Search the records for "coche" and copy each line that holds it.

________

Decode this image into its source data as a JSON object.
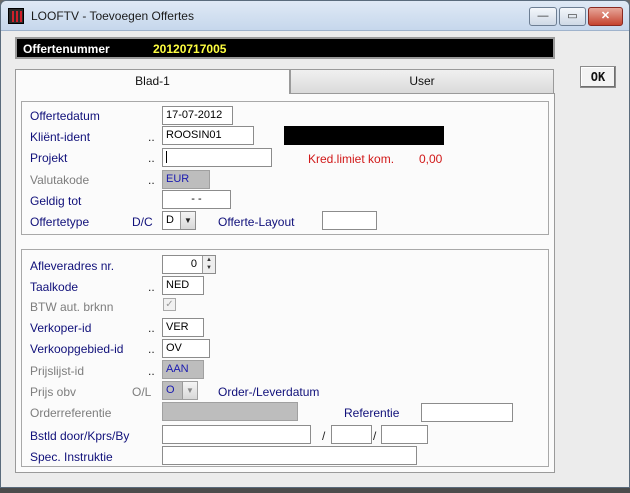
{
  "window": {
    "title": "LOOFTV - Toevoegen Offertes",
    "minimize": "—",
    "maximize": "▭",
    "close": "✕"
  },
  "header": {
    "label": "Offertenummer",
    "value": "20120717005"
  },
  "ok_label": "OK",
  "tabs": [
    {
      "label": "Blad-1",
      "active": true
    },
    {
      "label": "User",
      "active": false
    }
  ],
  "general": {
    "offertedatum": {
      "label": "Offertedatum",
      "value": "17-07-2012"
    },
    "klient": {
      "label": "Kliënt-ident",
      "dots": "..",
      "value": "ROOSIN01",
      "name": ""
    },
    "projekt": {
      "label": "Projekt",
      "dots": "..",
      "value": ""
    },
    "credit": {
      "label": "Kred.limiet kom.",
      "value": "0,00"
    },
    "valutakode": {
      "label": "Valutakode",
      "dots": "..",
      "value": "EUR"
    },
    "geldig_tot": {
      "label": "Geldig tot",
      "value": "- -"
    },
    "offertetype": {
      "label": "Offertetype",
      "dc_label": "D/C",
      "value": "D"
    },
    "layout": {
      "label": "Offerte-Layout",
      "value": ""
    }
  },
  "details": {
    "afleveradres": {
      "label": "Afleveradres nr.",
      "value": "0"
    },
    "taalkode": {
      "label": "Taalkode",
      "dots": "..",
      "value": "NED"
    },
    "btw": {
      "label": "BTW aut. brknn",
      "checked": true,
      "check_glyph": "✓"
    },
    "verkoper": {
      "label": "Verkoper-id",
      "dots": "..",
      "value": "VER"
    },
    "verkoopgebied": {
      "label": "Verkoopgebied-id",
      "dots": "..",
      "value": "OV"
    },
    "prijslijst": {
      "label": "Prijslijst-id",
      "dots": "..",
      "value": "AAN"
    },
    "prijs_obv": {
      "label": "Prijs obv",
      "ol_label": "O/L",
      "value": "O",
      "desc": "Order-/Leverdatum"
    },
    "orderreferentie": {
      "label": "Orderreferentie",
      "value": ""
    },
    "referentie": {
      "label": "Referentie",
      "value": ""
    },
    "bstld": {
      "label": "Bstld door/Kprs/By",
      "sep1": "/",
      "sep2": "/",
      "v1": "",
      "v2": "",
      "v3": ""
    },
    "spec": {
      "label": "Spec. Instruktie",
      "value": ""
    }
  }
}
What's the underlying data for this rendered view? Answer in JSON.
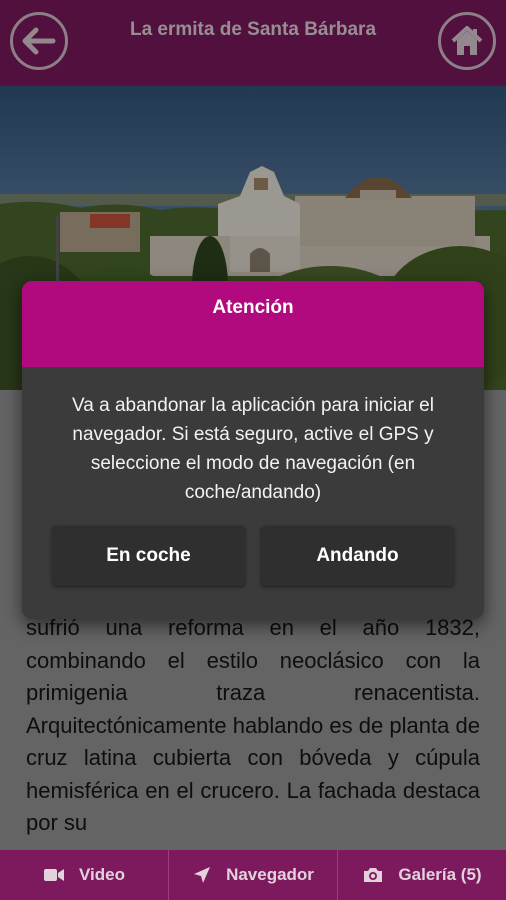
{
  "header": {
    "title": "La ermita de Santa Bárbara",
    "back_icon": "arrow-left-icon",
    "home_icon": "home-icon"
  },
  "hero": {
    "description": "photo-of-hermitage"
  },
  "article": {
    "text": "sufrió una reforma en el año 1832, combinando el estilo neoclásico con la primigenia traza renacentista. Arquitectónicamente hablando es de planta de cruz latina cubierta con bóveda y cúpula hemisférica en el crucero. La fachada destaca por su"
  },
  "dialog": {
    "title": "Atención",
    "message": "Va a abandonar la aplicación para iniciar el navegador. Si está seguro, active el GPS y seleccione el modo de navegación (en coche/andando)",
    "button_car": "En coche",
    "button_walk": "Andando"
  },
  "bottom_nav": {
    "video": "Video",
    "navigator": "Navegador",
    "gallery": "Galería (5)"
  },
  "colors": {
    "header_bg": "#7d1a5e",
    "dialog_header": "#b00a7e",
    "dialog_bg": "#3b3b3b"
  }
}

________

Exercise response:
    "message": "Va a abandonar la aplicación para iniciar el navegador. Si está seguro, active el GPS y seleccione el modo de navegación (en coche/andando)",
    "button_car": "En coche",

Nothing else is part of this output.